***** Supplied entries

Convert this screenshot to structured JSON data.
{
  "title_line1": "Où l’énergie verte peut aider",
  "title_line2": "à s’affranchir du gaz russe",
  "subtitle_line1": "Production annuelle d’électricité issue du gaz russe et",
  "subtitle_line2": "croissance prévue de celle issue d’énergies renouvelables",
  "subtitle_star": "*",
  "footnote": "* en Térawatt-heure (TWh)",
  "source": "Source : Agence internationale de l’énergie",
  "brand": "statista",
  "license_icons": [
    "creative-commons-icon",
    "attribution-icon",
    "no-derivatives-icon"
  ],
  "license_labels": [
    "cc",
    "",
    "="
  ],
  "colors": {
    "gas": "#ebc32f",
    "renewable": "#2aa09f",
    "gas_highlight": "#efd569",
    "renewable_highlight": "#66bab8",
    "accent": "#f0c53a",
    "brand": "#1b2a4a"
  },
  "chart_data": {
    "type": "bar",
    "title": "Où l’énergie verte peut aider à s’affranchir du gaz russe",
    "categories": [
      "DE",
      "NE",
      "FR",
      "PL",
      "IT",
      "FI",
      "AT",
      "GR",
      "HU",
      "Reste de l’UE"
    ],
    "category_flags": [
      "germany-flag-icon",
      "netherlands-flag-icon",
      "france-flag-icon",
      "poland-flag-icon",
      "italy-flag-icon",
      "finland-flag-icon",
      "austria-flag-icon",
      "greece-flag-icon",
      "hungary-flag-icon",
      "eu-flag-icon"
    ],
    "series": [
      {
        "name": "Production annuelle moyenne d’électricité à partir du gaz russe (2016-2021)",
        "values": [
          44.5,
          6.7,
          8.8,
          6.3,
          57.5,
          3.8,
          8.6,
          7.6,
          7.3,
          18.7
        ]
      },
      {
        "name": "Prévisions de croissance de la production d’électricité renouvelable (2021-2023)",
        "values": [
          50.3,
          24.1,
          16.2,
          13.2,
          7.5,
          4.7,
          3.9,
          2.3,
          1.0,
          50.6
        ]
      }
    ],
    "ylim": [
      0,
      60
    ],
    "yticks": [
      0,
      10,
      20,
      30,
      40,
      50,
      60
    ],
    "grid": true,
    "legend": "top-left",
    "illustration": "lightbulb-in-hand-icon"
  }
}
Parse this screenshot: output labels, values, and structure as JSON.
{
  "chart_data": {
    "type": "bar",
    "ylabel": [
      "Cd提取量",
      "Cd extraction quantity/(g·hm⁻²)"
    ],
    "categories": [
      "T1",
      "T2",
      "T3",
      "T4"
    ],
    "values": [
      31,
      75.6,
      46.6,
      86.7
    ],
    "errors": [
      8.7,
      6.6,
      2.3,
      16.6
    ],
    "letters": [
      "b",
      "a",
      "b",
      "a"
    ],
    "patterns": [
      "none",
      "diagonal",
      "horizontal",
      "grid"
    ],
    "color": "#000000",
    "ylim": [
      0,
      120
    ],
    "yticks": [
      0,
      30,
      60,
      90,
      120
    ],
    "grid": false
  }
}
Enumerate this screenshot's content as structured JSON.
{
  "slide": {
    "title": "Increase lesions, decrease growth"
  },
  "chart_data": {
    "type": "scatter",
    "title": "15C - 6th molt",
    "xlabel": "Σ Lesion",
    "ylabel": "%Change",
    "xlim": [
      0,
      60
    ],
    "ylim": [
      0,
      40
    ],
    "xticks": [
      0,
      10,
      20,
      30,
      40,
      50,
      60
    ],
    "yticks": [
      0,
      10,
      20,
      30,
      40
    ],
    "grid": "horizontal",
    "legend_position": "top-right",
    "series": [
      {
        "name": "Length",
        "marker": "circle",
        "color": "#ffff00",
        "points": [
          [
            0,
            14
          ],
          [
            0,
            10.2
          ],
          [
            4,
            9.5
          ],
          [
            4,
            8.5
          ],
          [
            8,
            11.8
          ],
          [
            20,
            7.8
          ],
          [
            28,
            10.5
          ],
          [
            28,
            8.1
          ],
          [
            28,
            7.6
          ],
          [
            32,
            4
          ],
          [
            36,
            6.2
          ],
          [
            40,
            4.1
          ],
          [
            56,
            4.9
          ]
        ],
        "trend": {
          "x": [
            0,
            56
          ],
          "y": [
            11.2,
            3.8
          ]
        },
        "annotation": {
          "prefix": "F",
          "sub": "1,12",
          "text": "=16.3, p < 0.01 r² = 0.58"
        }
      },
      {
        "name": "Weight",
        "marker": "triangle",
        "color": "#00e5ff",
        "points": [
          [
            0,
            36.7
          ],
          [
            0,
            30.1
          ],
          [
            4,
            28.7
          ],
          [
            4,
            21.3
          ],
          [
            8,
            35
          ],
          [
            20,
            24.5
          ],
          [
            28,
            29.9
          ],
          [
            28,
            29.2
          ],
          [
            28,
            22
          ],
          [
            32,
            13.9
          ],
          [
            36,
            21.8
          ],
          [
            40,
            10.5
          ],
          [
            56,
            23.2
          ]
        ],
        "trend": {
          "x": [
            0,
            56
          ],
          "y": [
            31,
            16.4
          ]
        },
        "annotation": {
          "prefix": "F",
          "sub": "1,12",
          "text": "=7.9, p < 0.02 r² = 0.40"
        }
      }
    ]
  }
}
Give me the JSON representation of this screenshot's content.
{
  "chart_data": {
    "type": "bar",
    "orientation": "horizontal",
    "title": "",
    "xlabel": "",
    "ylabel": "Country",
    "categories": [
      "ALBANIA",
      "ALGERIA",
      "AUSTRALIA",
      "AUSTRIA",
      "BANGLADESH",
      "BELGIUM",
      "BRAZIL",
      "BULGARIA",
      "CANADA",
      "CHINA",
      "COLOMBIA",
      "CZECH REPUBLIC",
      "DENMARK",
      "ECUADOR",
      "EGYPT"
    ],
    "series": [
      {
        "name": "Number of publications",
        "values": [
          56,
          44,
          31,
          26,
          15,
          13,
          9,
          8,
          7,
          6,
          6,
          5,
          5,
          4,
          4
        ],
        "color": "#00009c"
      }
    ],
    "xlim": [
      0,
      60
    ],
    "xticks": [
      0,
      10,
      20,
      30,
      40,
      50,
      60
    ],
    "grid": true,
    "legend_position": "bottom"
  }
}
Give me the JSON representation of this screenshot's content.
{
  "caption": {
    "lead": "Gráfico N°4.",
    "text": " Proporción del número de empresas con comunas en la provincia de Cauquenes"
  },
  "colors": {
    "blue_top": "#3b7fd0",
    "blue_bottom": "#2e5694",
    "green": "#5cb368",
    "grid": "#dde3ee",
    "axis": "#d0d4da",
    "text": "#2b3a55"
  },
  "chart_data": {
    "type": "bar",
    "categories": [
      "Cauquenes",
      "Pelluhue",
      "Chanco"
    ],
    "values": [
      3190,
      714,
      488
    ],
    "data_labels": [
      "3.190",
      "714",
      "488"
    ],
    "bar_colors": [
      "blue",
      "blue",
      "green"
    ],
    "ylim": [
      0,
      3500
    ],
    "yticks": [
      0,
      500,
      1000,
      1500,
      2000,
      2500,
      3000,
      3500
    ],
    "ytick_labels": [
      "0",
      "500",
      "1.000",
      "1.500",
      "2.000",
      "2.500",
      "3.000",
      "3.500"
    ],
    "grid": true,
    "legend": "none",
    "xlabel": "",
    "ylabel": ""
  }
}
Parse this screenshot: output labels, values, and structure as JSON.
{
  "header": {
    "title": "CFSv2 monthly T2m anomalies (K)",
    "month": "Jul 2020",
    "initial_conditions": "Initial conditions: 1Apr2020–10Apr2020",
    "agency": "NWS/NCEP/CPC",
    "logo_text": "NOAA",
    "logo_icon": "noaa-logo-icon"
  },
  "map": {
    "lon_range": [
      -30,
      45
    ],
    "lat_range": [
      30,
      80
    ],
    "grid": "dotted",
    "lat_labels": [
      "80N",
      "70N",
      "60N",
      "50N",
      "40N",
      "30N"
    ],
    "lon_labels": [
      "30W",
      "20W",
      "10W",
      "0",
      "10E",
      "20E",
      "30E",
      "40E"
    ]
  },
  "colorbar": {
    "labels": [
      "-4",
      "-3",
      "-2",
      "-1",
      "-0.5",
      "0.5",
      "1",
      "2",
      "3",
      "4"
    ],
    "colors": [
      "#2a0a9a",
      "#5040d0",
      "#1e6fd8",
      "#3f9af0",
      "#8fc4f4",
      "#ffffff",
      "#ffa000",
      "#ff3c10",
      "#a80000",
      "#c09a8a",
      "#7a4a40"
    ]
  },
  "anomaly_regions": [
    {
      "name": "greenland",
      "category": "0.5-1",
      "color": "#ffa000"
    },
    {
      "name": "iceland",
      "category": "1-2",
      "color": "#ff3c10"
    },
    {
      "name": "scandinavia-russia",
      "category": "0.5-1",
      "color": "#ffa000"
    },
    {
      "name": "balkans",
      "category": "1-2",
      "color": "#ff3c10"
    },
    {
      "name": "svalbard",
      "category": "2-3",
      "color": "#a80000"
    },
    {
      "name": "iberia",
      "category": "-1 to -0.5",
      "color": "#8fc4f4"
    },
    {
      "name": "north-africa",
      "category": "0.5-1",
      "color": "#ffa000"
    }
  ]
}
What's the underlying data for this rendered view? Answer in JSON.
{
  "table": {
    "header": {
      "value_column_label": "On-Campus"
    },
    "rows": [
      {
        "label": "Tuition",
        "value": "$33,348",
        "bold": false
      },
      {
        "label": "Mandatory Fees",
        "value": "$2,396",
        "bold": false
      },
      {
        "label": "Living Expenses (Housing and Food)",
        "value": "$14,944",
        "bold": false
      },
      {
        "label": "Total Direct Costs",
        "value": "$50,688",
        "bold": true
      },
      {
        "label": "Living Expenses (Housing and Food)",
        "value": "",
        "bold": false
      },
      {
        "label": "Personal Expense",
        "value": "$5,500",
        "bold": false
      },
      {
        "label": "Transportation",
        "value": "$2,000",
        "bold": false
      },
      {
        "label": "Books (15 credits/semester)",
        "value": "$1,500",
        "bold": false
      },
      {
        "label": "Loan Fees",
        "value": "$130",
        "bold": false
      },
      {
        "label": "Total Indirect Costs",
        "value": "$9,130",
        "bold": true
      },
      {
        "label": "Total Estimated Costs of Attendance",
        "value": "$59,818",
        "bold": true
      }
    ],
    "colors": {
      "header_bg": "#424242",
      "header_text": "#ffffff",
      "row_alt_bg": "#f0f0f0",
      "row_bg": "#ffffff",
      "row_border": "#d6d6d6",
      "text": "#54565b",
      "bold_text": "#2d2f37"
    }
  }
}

**********

Every line from the one containing "What's the underlying" through the last line must be copied exactly; leave out the rest.

- Expected output -
What's the underlying data for this rendered view? Answer in JSON.
{
  "table": {
    "header": {
      "value_column_label": "On-Campus"
    },
    "rows": [
      {
        "label": "Tuition",
        "value": "$33,348",
        "bold": false
      },
      {
        "label": "Mandatory Fees",
        "value": "$2,396",
        "bold": false
      },
      {
        "label": "Living Expenses (Housing and Food)",
        "value": "$14,944",
        "bold": false
      },
      {
        "label": "Total Direct Costs",
        "value": "$50,688",
        "bold": true
      },
      {
        "label": "Living Expenses (Housing and Food)",
        "value": "",
        "bold": false
      },
      {
        "label": "Personal Expense",
        "value": "$5,500",
        "bold": false
      },
      {
        "label": "Transportation",
        "value": "$2,000",
        "bold": false
      },
      {
        "label": "Books (15 credits/semester)",
        "value": "$1,500",
        "bold": false
      },
      {
        "label": "Loan Fees",
        "value": "$130",
        "bold": false
      },
      {
        "label": "Total Indirect Costs",
        "value": "$9,130",
        "bold": true
      },
      {
        "label": "Total Estimated Costs of Attendance",
        "value": "$59,818",
        "bold": true
      }
    ],
    "colors": {
      "header_bg": "#424242",
      "header_text": "#ffffff",
      "row_alt_bg": "#f0f0f0",
      "row_bg": "#ffffff",
      "row_border": "#d6d6d6",
      "text": "#54565b",
      "bold_text": "#2d2f37"
    }
  }
}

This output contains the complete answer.